Exercise task> Only a number is wanted: how many lines of the entries include the string "train"?

--- Begin ---

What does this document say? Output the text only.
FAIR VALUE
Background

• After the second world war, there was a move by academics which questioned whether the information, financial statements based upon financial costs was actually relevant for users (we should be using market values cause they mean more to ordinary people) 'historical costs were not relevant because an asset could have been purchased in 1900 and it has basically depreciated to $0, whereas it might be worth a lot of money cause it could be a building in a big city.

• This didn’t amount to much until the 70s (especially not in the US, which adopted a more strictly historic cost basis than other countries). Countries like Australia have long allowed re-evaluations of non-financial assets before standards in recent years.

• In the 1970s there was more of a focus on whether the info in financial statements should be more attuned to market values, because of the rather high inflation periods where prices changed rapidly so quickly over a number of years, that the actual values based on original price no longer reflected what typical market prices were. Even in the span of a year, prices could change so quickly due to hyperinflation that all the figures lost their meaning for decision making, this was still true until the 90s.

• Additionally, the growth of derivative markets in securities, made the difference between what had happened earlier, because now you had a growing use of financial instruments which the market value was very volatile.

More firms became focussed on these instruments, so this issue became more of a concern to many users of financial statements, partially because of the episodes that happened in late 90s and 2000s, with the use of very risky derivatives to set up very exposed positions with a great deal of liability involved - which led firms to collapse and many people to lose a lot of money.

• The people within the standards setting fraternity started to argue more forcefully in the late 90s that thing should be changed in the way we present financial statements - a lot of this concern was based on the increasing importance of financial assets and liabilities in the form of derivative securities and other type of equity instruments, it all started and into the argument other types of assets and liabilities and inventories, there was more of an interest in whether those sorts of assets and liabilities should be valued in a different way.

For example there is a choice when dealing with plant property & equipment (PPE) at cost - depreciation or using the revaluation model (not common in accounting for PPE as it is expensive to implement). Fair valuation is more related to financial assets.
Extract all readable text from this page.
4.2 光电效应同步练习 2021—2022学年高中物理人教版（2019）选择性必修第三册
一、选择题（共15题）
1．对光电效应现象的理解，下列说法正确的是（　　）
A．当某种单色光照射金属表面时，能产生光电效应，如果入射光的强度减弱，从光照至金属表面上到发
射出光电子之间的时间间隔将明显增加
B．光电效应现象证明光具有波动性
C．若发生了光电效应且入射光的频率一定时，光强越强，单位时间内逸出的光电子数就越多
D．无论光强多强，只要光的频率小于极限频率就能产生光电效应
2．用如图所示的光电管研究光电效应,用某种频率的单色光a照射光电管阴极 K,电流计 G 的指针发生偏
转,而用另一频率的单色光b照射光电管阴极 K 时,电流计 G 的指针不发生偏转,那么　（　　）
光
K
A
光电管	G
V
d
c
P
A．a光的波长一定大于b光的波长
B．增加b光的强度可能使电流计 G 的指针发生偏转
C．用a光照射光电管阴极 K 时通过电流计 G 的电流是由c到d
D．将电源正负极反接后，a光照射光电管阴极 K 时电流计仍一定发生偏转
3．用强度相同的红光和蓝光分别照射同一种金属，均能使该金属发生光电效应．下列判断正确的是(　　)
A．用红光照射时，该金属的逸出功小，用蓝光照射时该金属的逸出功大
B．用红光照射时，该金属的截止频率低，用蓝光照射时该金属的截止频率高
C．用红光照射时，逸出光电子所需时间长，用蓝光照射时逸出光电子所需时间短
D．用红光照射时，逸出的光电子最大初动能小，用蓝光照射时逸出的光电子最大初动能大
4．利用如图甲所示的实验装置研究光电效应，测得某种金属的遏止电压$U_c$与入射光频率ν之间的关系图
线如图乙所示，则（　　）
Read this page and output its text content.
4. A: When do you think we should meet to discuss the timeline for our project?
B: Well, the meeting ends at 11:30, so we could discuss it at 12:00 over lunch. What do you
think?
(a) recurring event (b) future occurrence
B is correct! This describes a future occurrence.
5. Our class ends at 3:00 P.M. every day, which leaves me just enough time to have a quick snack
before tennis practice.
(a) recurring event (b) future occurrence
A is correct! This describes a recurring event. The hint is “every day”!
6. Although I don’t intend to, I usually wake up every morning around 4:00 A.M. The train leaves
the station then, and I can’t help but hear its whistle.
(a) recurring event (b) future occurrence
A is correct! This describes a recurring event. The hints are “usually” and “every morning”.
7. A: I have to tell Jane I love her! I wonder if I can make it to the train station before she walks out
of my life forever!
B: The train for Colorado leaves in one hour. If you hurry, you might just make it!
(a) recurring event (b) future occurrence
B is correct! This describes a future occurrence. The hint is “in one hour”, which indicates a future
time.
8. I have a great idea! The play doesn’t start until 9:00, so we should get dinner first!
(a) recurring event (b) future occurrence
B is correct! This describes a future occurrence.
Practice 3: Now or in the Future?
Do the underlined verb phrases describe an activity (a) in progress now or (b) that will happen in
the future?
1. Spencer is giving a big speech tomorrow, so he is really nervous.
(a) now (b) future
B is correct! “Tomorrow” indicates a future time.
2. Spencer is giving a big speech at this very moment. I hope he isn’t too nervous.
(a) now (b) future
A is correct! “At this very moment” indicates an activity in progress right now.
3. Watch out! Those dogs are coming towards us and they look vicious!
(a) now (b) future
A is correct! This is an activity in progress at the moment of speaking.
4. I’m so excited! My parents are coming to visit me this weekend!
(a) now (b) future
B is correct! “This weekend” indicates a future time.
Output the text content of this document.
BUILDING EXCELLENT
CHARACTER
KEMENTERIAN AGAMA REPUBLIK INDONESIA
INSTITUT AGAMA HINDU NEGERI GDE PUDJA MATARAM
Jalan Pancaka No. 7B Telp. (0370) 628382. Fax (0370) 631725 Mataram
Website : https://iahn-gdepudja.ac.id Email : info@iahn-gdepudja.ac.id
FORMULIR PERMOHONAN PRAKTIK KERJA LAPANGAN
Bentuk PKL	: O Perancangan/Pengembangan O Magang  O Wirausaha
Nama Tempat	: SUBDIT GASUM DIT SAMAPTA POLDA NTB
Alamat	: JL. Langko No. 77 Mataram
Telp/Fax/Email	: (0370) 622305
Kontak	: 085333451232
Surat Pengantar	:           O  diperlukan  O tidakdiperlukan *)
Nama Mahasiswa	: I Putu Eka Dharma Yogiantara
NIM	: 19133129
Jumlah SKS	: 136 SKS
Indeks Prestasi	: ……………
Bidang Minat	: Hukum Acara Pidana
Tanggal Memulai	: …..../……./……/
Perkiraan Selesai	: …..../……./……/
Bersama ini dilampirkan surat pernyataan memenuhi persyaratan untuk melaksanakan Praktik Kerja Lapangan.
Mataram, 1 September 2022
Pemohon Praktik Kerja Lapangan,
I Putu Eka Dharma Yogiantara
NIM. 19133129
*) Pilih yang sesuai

--- End ---

Reply to the exercise> 3